▸ Directions: In the records below, find each line with the word "pulse" and copy it.

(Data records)
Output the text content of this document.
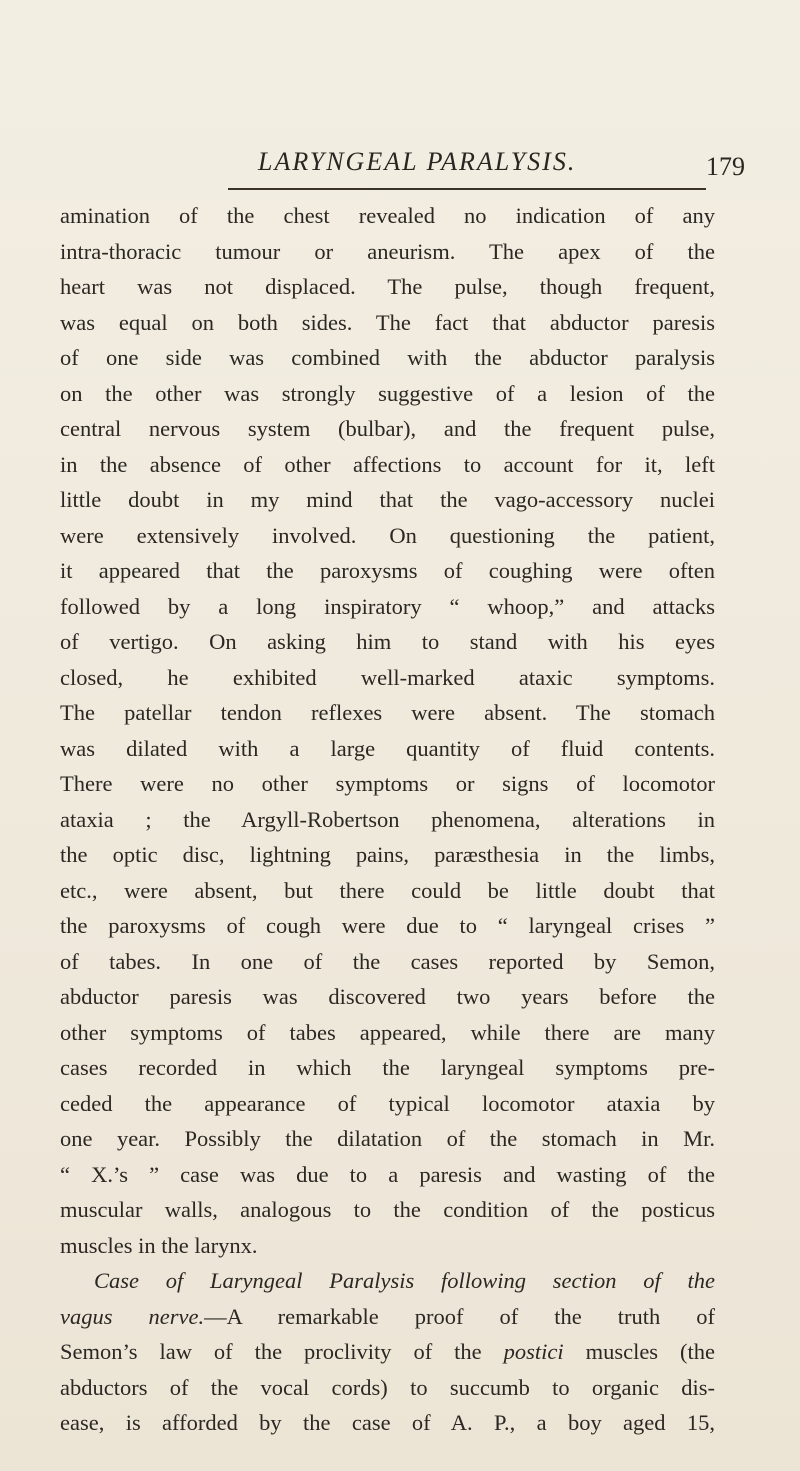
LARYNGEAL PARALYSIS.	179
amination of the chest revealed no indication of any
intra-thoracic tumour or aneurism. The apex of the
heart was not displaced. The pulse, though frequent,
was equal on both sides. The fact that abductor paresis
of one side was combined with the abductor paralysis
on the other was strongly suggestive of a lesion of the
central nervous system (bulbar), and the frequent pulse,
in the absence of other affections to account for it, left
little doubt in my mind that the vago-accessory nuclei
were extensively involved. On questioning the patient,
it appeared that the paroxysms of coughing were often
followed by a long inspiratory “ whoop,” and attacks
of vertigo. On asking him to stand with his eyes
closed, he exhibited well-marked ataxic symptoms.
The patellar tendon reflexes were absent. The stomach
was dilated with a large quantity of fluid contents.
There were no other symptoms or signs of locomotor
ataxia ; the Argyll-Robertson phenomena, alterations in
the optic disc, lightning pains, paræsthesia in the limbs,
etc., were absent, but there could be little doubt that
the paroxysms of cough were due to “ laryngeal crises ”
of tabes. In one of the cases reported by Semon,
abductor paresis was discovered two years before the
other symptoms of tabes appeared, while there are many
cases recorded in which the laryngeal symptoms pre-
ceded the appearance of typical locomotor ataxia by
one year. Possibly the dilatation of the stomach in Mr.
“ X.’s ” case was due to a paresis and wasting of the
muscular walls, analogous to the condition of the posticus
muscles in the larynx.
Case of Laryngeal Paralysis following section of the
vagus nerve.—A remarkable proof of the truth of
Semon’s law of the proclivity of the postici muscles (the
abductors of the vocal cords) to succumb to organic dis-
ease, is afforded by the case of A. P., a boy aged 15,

▸ Final result:
heart was not displaced. The pulse, though frequent,
central nervous system (bulbar), and the frequent pulse,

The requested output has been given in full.